### Data to use
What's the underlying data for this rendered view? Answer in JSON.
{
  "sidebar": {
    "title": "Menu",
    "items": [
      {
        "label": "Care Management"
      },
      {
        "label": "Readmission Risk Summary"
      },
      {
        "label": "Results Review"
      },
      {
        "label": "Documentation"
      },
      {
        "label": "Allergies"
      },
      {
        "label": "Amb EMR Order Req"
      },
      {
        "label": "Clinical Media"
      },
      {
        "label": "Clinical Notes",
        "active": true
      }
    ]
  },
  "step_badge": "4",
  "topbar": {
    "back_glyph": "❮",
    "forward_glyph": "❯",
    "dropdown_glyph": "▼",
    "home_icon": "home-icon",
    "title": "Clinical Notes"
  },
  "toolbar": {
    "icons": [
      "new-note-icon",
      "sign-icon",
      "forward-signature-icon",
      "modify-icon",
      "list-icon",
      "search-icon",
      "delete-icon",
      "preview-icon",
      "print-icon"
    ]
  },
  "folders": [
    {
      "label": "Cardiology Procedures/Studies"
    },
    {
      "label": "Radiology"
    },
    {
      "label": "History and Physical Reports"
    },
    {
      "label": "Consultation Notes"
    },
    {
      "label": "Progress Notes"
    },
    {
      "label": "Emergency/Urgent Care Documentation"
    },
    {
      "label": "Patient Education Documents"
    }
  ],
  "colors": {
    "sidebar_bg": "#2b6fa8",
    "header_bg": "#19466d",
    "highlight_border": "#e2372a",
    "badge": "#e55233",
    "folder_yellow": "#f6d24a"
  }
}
######
» **What is being asked**
Restate each entry exactly, skipping none.

» **Written response**
What's the underlying data for this rendered view? Answer in JSON.
{
  "sidebar": {
    "title": "Menu",
    "items": [
      {
        "label": "Care Management"
      },
      {
        "label": "Readmission Risk Summary"
      },
      {
        "label": "Results Review"
      },
      {
        "label": "Documentation"
      },
      {
        "label": "Allergies"
      },
      {
        "label": "Amb EMR Order Req"
      },
      {
        "label": "Clinical Media"
      },
      {
        "label": "Clinical Notes",
        "active": true
      }
    ]
  },
  "step_badge": "4",
  "topbar": {
    "back_glyph": "❮",
    "forward_glyph": "❯",
    "dropdown_glyph": "▼",
    "home_icon": "home-icon",
    "title": "Clinical Notes"
  },
  "toolbar": {
    "icons": [
      "new-note-icon",
      "sign-icon",
      "forward-signature-icon",
      "modify-icon",
      "list-icon",
      "search-icon",
      "delete-icon",
      "preview-icon",
      "print-icon"
    ]
  },
  "folders": [
    {
      "label": "Cardiology Procedures/Studies"
    },
    {
      "label": "Radiology"
    },
    {
      "label": "History and Physical Reports"
    },
    {
      "label": "Consultation Notes"
    },
    {
      "label": "Progress Notes"
    },
    {
      "label": "Emergency/Urgent Care Documentation"
    },
    {
      "label": "Patient Education Documents"
    }
  ],
  "colors": {
    "sidebar_bg": "#2b6fa8",
    "header_bg": "#19466d",
    "highlight_border": "#e2372a",
    "badge": "#e55233",
    "folder_yellow": "#f6d24a"
  }
}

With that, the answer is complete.